## BEGIN
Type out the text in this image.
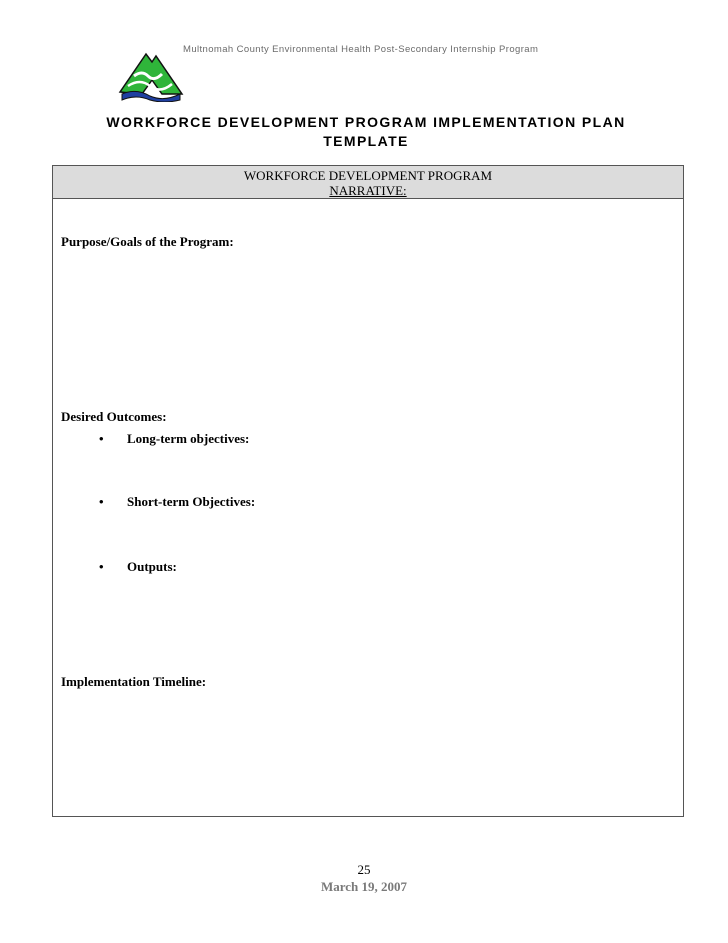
Multnomah County Environmental Health Post-Secondary Internship Program
WORKFORCE DEVELOPMENT PROGRAM IMPLEMENTATION PLAN
TEMPLATE
WORKFORCE DEVELOPMENT PROGRAM
NARRATIVE:
Purpose/Goals of the Program:
Desired Outcomes:
• Long-term objectives:
• Short-term Objectives:
• Outputs:
Implementation Timeline:
25
March 19, 2007
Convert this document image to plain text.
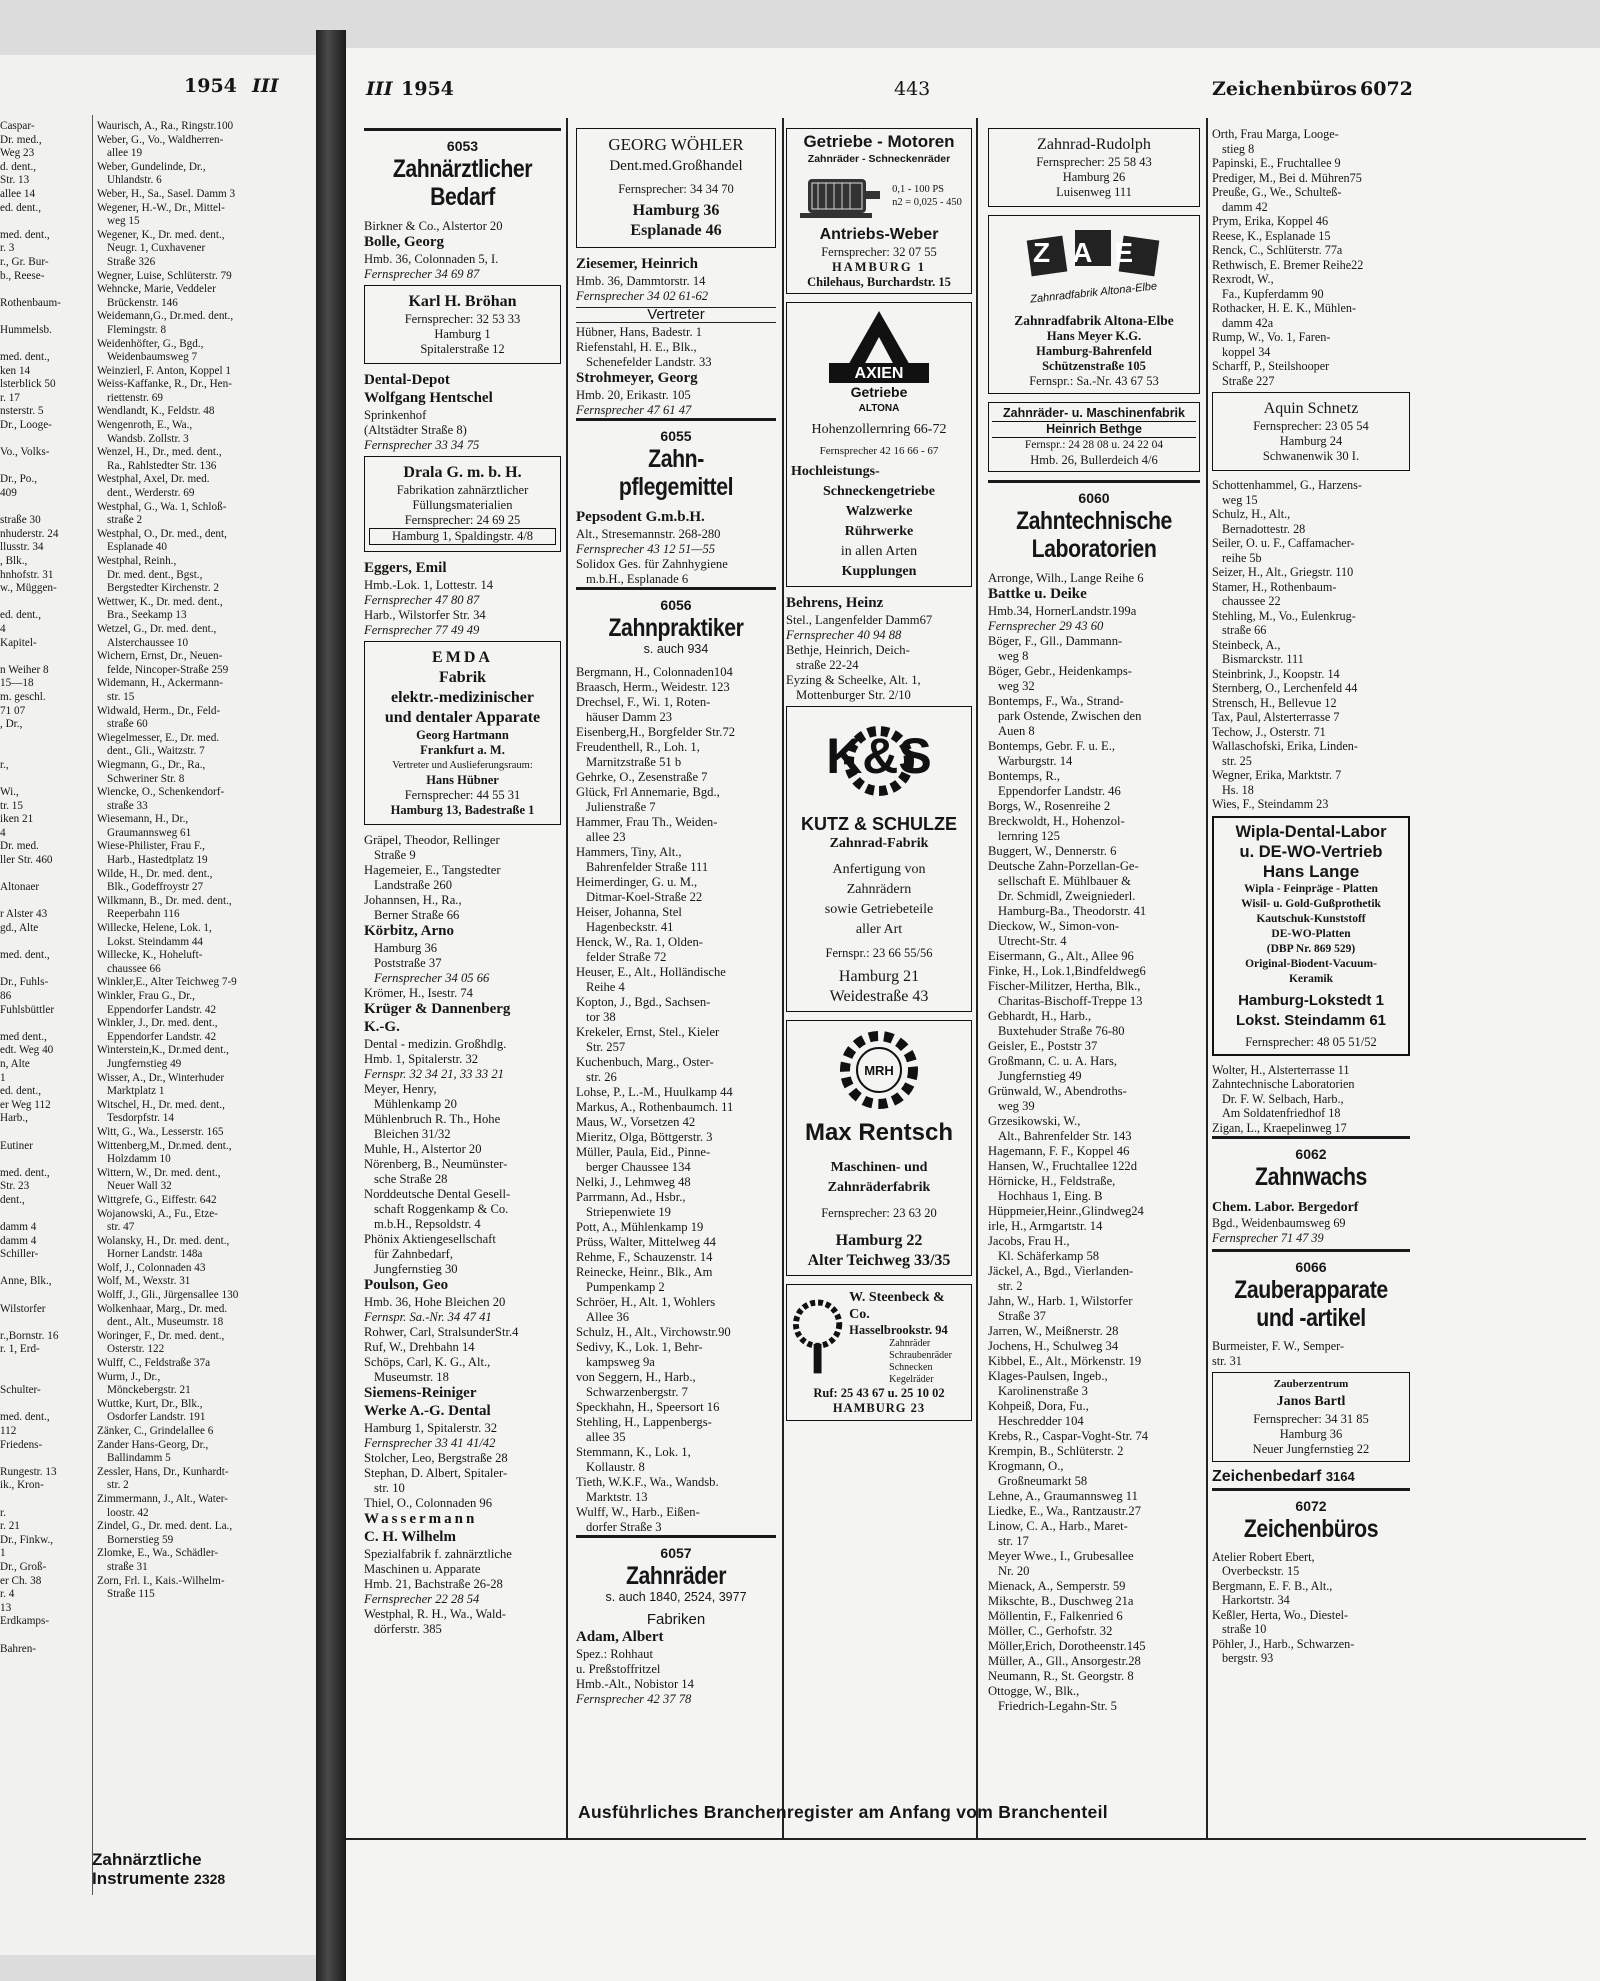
1954 III
Caspar-
Dr. med.,
Weg 23
d. dent.,
Str. 13
allee 14
ed. dent.,
med. dent.,
r. 3
r., Gr. Bur-
b., Reese-
Rothenbaum-
Hummelsb.
med. dent.,
ken 14
lsterblick 50
r. 17
nsterstr. 5
Dr., Looge-
Vo., Volks-
Dr., Po.,
409
straße 30
nhuderstr. 24
llusstr. 34
, Blk.,
hnhofstr. 31
w., Müggen-
ed. dent.,
4
Kapitel-
n Weiher 8
15—18
m. geschl.
71 07
, Dr.,
r.,
Wi.,
tr. 15
iken 21
4
Dr. med.
ller Str. 460
Altonaer
r Alster 43
gd., Alte
med. dent.,
Dr., Fuhls-
86
Fuhlsbüttler
med dent.,
edt. Weg 40
n, Alte
1
ed. dent.,
er Weg 112
Harb.,
Eutiner
med. dent.,
Str. 23
dent.,
damm 4
damm 4
Schiller-
Anne, Blk.,
Wilstorfer
r.,Bornstr. 16
r. 1, Erd-
Schulter-
med. dent.,
112
Friedens-
Rungestr. 13
ik., Kron-
r.
r. 21
Dr., Finkw.,
1
Dr., Groß-
er Ch. 38
r. 4
13
Erdkamps-
Bahren-
Waurisch, A., Ra., Ringstr.100
Weber, G., Vo., Waldherren-
allee 19
Weber, Gundelinde, Dr.,
Uhlandstr. 6
Weber, H., Sa., Sasel. Damm 3
Wegener, H.-W., Dr., Mittel-
weg 15
Wegener, K., Dr. med. dent.,
Neugr. 1, Cuxhavener
Straße 326
Wegner, Luise, Schlüterstr. 79
Wehncke, Marie, Veddeler
Brückenstr. 146
Weidemann,G., Dr.med. dent.,
Flemingstr. 8
Weidenhöfter, G., Bgd.,
Weidenbaumsweg 7
Weinzierl, F. Anton, Koppel 1
Weiss-Kaffanke, R., Dr., Hen-
riettenstr. 69
Wendlandt, K., Feldstr. 48
Wengenroth, E., Wa.,
Wandsb. Zollstr. 3
Wenzel, H., Dr., med. dent.,
Ra., Rahlstedter Str. 136
Westphal, Axel, Dr. med.
dent., Werderstr. 69
Westphal, G., Wa. 1, Schloß-
straße 2
Westphal, O., Dr. med., dent,
Esplanade 40
Westphal, Reinh.,
Dr. med. dent., Bgst.,
Bergstedter Kirchenstr. 2
Wettwer, K., Dr. med. dent.,
Bra., Seekamp 13
Wetzel, G., Dr. med. dent.,
Alsterchaussee 10
Wichern, Ernst, Dr., Neuen-
felde, Nincoper-Straße 259
Widemann, H., Ackermann-
str. 15
Widwald, Herm., Dr., Feld-
straße 60
Wiegelmesser, E., Dr. med.
dent., Gli., Waitzstr. 7
Wiegmann, G., Dr., Ra.,
Schweriner Str. 8
Wiencke, O., Schenkendorf-
straße 33
Wiesemann, H., Dr.,
Graumannsweg 61
Wiese-Philister, Frau F.,
Harb., Hastedtplatz 19
Wilde, H., Dr. med. dent.,
Blk., Godeffroystr 27
Wilkmann, B., Dr. med. dent.,
Reeperbahn 116
Willecke, Helene, Lok. 1,
Lokst. Steindamm 44
Willecke, K., Hoheluft-
chaussee 66
Winkler,E., Alter Teichweg 7-9
Winkler, Frau G., Dr.,
Eppendorfer Landstr. 42
Winkler, J., Dr. med. dent.,
Eppendorfer Landstr. 42
Winterstein,K., Dr.med dent.,
Jungfernstieg 49
Wisser, A., Dr., Winterhuder
Marktplatz 1
Witschel, H., Dr. med. dent.,
Tesdorpfstr. 14
Witt, G., Wa., Lesserstr. 165
Wittenberg,M., Dr.med. dent.,
Holzdamm 10
Wittern, W., Dr. med. dent.,
Neuer Wall 32
Wittgrefe, G., Eiffestr. 642
Wojanowski, A., Fu., Etze-
str. 47
Wolansky, H., Dr. med. dent.,
Horner Landstr. 148a
Wolf, J., Colonnaden 43
Wolf, M., Wexstr. 31
Wolff, J., Gli., Jürgensallee 130
Wolkenhaar, Marg., Dr. med.
dent., Alt., Museumstr. 18
Woringer, F., Dr. med. dent.,
Osterstr. 122
Wulff, C., Feldstraße 37a
Wurm, J., Dr.,
Mönckebergstr. 21
Wuttke, Kurt, Dr., Blk.,
Osdorfer Landstr. 191
Zänker, C., Grindelallee 6
Zander Hans-Georg, Dr.,
Ballindamm 5
Zessler, Hans, Dr., Kunhardt-
str. 2
Zimmermann, J., Alt., Water-
loostr. 42
Zindel, G., Dr. med. dent. La.,
Bornerstieg 59
Zlomke, E., Wa., Schädler-
straße 31
Zorn, Frl. I., Kais.-Wilhelm-
Straße 115
Zahnärztliche
Instrumente 2328
III 1954	443	Zeichenbüros 6072
6053
Zahnärztlicher
Bedarf
Birkner & Co., Alstertor 20
Bolle, Georg
Hmb. 36, Colonnaden 5, I.
Fernsprecher 34 69 87
Karl H. Bröhan
Fernsprecher: 32 53 33
Hamburg 1
Spitalerstraße 12
Dental-Depot
Wolfgang Hentschel
Sprinkenhof
(Altstädter Straße 8)
Fernsprecher 33 34 75
Drala G. m. b. H.
Fabrikation zahnärztlicher
Füllungsmaterialien
Fernsprecher: 24 69 25
Hamburg 1, Spaldingstr. 4/8
Eggers, Emil
Hmb.-Lok. 1, Lottestr. 14
Fernsprecher 47 80 87
Harb., Wilstorfer Str. 34
Fernsprecher 77 49 49
EMDA
Fabrik
elektr.-medizinischer
und dentaler Apparate
Georg Hartmann
Frankfurt a. M.
Vertreter und Auslieferungsraum:
Hans Hübner
Fernsprecher: 44 55 31
Hamburg 13, Badestraße 1
Gräpel, Theodor, Rellinger
Straße 9
Hagemeier, E., Tangstedter
Landstraße 260
Johannsen, H., Ra.,
Berner Straße 66
Körbitz, Arno
Hamburg 36
Poststraße 37
Fernsprecher 34 05 66
Krömer, H., Isestr. 74
Krüger & Dannenberg
K.-G.
Dental - medizin. Großhdlg.
Hmb. 1, Spitalerstr. 32
Fernspr. 32 34 21, 33 33 21
Meyer, Henry,
Mühlenkamp 20
Mühlenbruch R. Th., Hohe
Bleichen 31/32
Muhle, H., Alstertor 20
Nörenberg, B., Neumünster-
sche Straße 28
Norddeutsche Dental Gesell-
schaft Roggenkamp & Co.
m.b.H., Repsoldstr. 4
Phönix Aktiengesellschaft
für Zahnbedarf,
Jungfernstieg 30
Poulson, Geo
Hmb. 36, Hohe Bleichen 20
Fernspr. Sa.-Nr. 34 47 41
Rohwer, Carl, StralsunderStr.4
Ruf, W., Drehbahn 14
Schöps, Carl, K. G., Alt.,
Museumstr. 18
Siemens-Reiniger
Werke A.-G. Dental
Hamburg 1, Spitalerstr. 32
Fernsprecher 33 41 41/42
Stolcher, Leo, Bergstraße 28
Stephan, D. Albert, Spitaler-
str. 10
Thiel, O., Colonnaden 96
Wassermann
C. H. Wilhelm
Spezialfabrik f. zahnärztliche
Maschinen u. Apparate
Hmb. 21, Bachstraße 26-28
Fernsprecher 22 28 54
Westphal, R. H., Wa., Wald-
dörferstr. 385
GEORG WÖHLER
Dent.med.Großhandel
Fernsprecher: 34 34 70
Hamburg 36
Esplanade 46
Ziesemer, Heinrich
Hmb. 36, Dammtorstr. 14
Fernsprecher 34 02 61-62
Vertreter
Hübner, Hans, Badestr. 1
Riefenstahl, H. E., Blk.,
Schenefelder Landstr. 33
Strohmeyer, Georg
Hmb. 20, Erikastr. 105
Fernsprecher 47 61 47
6055
Zahn-
pflegemittel
Pepsodent G.m.b.H.
Alt., Stresemannstr. 268-280
Fernsprecher 43 12 51—55
Solidox Ges. für Zahnhygiene
m.b.H., Esplanade 6
6056
Zahnpraktiker
s. auch 934
Bergmann, H., Colonnaden104
Braasch, Herm., Weidestr. 123
Drechsel, F., Wi. 1, Roten-
häuser Damm 23
Eisenberg,H., Borgfelder Str.72
Freudenthell, R., Loh. 1,
Marnitzstraße 51 b
Gehrke, O., Zesenstraße 7
Glück, Frl Annemarie, Bgd.,
Julienstraße 7
Hammer, Frau Th., Weiden-
allee 23
Hammers, Tiny, Alt.,
Bahrenfelder Straße 111
Heimerdinger, G. u. M.,
Ditmar-Koel-Straße 22
Heiser, Johanna, Stel
Hagenbeckstr. 41
Henck, W., Ra. 1, Olden-
felder Straße 72
Heuser, E., Alt., Holländische
Reihe 4
Kopton, J., Bgd., Sachsen-
tor 38
Krekeler, Ernst, Stel., Kieler
Str. 257
Kuchenbuch, Marg., Oster-
str. 26
Lohse, P., L.-M., Huulkamp 44
Markus, A., Rothenbaumch. 11
Maus, W., Vorsetzen 42
Mieritz, Olga, Böttgerstr. 3
Müller, Paula, Eid., Pinne-
berger Chaussee 134
Nelki, J., Lehmweg 48
Parrmann, Ad., Hsbr.,
Striepenwiete 19
Pott, A., Mühlenkamp 19
Prüss, Walter, Mittelweg 44
Rehme, F., Schauzenstr. 14
Reinecke, Heinr., Blk., Am
Pumpenkamp 2
Schröer, H., Alt. 1, Wohlers
Allee 36
Schulz, H., Alt., Virchowstr.90
Sedivy, K., Lok. 1, Behr-
kampsweg 9a
von Seggern, H., Harb.,
Schwarzenbergstr. 7
Speckhahn, H., Speersort 16
Stehling, H., Lappenbergs-
allee 35
Stemmann, K., Lok. 1,
Kollaustr. 8
Tieth, W.K.F., Wa., Wandsb.
Marktstr. 13
Wulff, W., Harb., Eißen-
dorfer Straße 3
6057
Zahnräder
s. auch 1840, 2524, 3977
Fabriken
Adam, Albert
Spez.: Rohhaut
u. Preßstoffritzel
Hmb.-Alt., Nobistor 14
Fernsprecher 42 37 78
Getriebe - Motoren
Zahnräder - Schneckenräder
0,1 - 100 PS
n2 = 0,025 - 450
Antriebs-Weber
Fernsprecher: 32 07 55
HAMBURG 1
Chilehaus, Burchardstr. 15
AXIEN
Getriebe
ALTONA
Hohenzollernring 66-72
Fernsprecher 42 16 66 - 67
Hochleistungs-
Schneckengetriebe
Walzwerke
Rührwerke
in allen Arten
Kupplungen
Behrens, Heinz
Stel., Langenfelder Damm67
Fernsprecher 40 94 88
Bethje, Heinrich, Deich-
straße 22-24
Eyzing & Scheelke, Alt. 1,
Mottenburger Str. 2/10
K&S
KUTZ & SCHULZE
Zahnrad-Fabrik
Anfertigung von
Zahnrädern
sowie Getriebeteile
aller Art
Fernspr.: 23 66 55/56
Hamburg 21
Weidestraße 43
MRH
Max Rentsch
Maschinen- und
Zahnräderfabrik
Fernsprecher: 23 63 20
Hamburg 22
Alter Teichweg 33/35
W. Steenbeck & Co.
Hasselbrookstr. 94
Zahnräder
Schraubenräder
Schnecken
Kegelräder
Ruf: 25 43 67 u. 25 10 02
HAMBURG 23
Zahnrad-Rudolph
Fernsprecher: 25 58 43
Hamburg 26
Luisenweg 111
ZAE
Zahnradfabrik Altona-Elbe
Zahnradfabrik Altona-Elbe
Hans Meyer K.G.
Hamburg-Bahrenfeld
Schützenstraße 105
Fernspr.: Sa.-Nr. 43 67 53
Zahnräder- u. Maschinenfabrik
Heinrich Bethge
Fernspr.: 24 28 08 u. 24 22 04
Hmb. 26, Bullerdeich 4/6
6060
Zahntechnische
Laboratorien
Arronge, Wilh., Lange Reihe 6
Battke u. Deike
Hmb.34, HornerLandstr.199a
Fernsprecher 29 43 60
Böger, F., Gll., Dammann-
weg 8
Böger, Gebr., Heidenkamps-
weg 32
Bontemps, F., Wa., Strand-
park Ostende, Zwischen den
Auen 8
Bontemps, Gebr. F. u. E.,
Warburgstr. 14
Bontemps, R.,
Eppendorfer Landstr. 46
Borgs, W., Rosenreihe 2
Breckwoldt, H., Hohenzol-
lernring 125
Buggert, W., Dennerstr. 6
Deutsche Zahn-Porzellan-Ge-
sellschaft E. Mühlbauer &
Dr. Schmidl, Zweigniederl.
Hamburg-Ba., Theodorstr. 41
Dieckow, W., Simon-von-
Utrecht-Str. 4
Eisermann, G., Alt., Allee 96
Finke, H., Lok.1,Bindfeldweg6
Fischer-Militzer, Hertha, Blk.,
Charitas-Bischoff-Treppe 13
Gebhardt, H., Harb.,
Buxtehuder Straße 76-80
Geisler, E., Poststr 37
Großmann, C. u. A. Hars,
Jungfernstieg 49
Grünwald, W., Abendroths-
weg 39
Grzesikowski, W.,
Alt., Bahrenfelder Str. 143
Hagemann, F. F., Koppel 46
Hansen, W., Fruchtallee 122d
Hörnicke, H., Feldstraße,
Hochhaus 1, Eing. B
Hüppmeier,Heinr.,Glindweg24
irle, H., Armgartstr. 14
Jacobs, Frau H.,
Kl. Schäferkamp 58
Jäckel, A., Bgd., Vierlanden-
str. 2
Jahn, W., Harb. 1, Wilstorfer
Straße 37
Jarren, W., Meißnerstr. 28
Jochens, H., Schulweg 34
Kibbel, E., Alt., Mörkenstr. 19
Klages-Paulsen, Ingeb.,
Karolinenstraße 3
Kohpeiß, Dora, Fu.,
Heschredder 104
Krebs, R., Caspar-Voght-Str. 74
Krempin, B., Schlüterstr. 2
Krogmann, O.,
Großneumarkt 58
Lehne, A., Graumannsweg 11
Liedke, E., Wa., Rantzaustr.27
Linow, C. A., Harb., Maret-
str. 17
Meyer Wwe., I., Grubesallee
Nr. 20
Mienack, A., Semperstr. 59
Mikschte, B., Duschweg 21a
Möllentin, F., Falkenried 6
Möller, C., Gerhofstr. 32
Möller,Erich, Dorotheenstr.145
Müller, A., Gll., Ansorgestr.28
Neumann, R., St. Georgstr. 8
Ottogge, W., Blk.,
Friedrich-Legahn-Str. 5
Orth, Frau Marga, Looge-
stieg 8
Papinski, E., Fruchtallee 9
Prediger, M., Bei d. Mühren75
Preuße, G., We., Schulteß-
damm 42
Prym, Erika, Koppel 46
Reese, K., Esplanade 15
Renck, C., Schlüterstr. 77a
Rethwisch, E. Bremer Reihe22
Rexrodt, W.,
Fa., Kupferdamm 90
Rothacker, H. E. K., Mühlen-
damm 42a
Rump, W., Vo. 1, Faren-
koppel 34
Scharff, P., Steilshooper
Straße 227
Aquin Schnetz
Fernsprecher: 23 05 54
Hamburg 24
Schwanenwik 30 I.
Schottenhammel, G., Harzens-
weg 15
Schulz, H., Alt.,
Bernadottestr. 28
Seiler, O. u. F., Caffamacher-
reihe 5b
Seizer, H., Alt., Griegstr. 110
Stamer, H., Rothenbaum-
chaussee 22
Stehling, M., Vo., Eulenkrug-
straße 66
Steinbeck, A.,
Bismarckstr. 111
Steinbrink, J., Koopstr. 14
Sternberg, O., Lerchenfeld 44
Strensch, H., Bellevue 12
Tax, Paul, Alsterterrasse 7
Techow, J., Osterstr. 71
Wallaschofski, Erika, Linden-
str. 25
Wegner, Erika, Marktstr. 7
Hs. 18
Wies, F., Steindamm 23
Wipla-Dental-Labor
u. DE-WO-Vertrieb
Hans Lange
Wipla - Feinpräge - Platten
Wisil- u. Gold-Gußprothetik
Kautschuk-Kunststoff
DE-WO-Platten
(DBP Nr. 869 529)
Original-Biodent-Vacuum-
Keramik
Hamburg-Lokstedt 1
Lokst. Steindamm 61
Fernsprecher: 48 05 51/52
Wolter, H., Alsterterrasse 11
Zahntechnische Laboratorien
Dr. F. W. Selbach, Harb.,
Am Soldatenfriedhof 18
Zigan, L., Kraepelinweg 17
6062
Zahnwachs
Chem. Labor. Bergedorf
Bgd., Weidenbaumsweg 69
Fernsprecher 71 47 39
6066
Zauberapparate
und -artikel
Burmeister, F. W., Semper-
str. 31
Zauberzentrum
Janos Bartl
Fernsprecher: 34 31 85
Hamburg 36
Neuer Jungfernstieg 22
Zeichenbedarf 3164
6072
Zeichenbüros
Atelier Robert Ebert,
Overbeckstr. 15
Bergmann, E. F. B., Alt.,
Harkortstr. 34
Keßler, Herta, Wo., Diestel-
straße 10
Pöhler, J., Harb., Schwarzen-
bergstr. 93
Ausführliches Branchenregister am Anfang vom Branchenteil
## END
WHAT YOU ARE ASKED TO DO:
Give only the number of lines in the records that include the word "Harb".

RESULT OF THE TASK:
10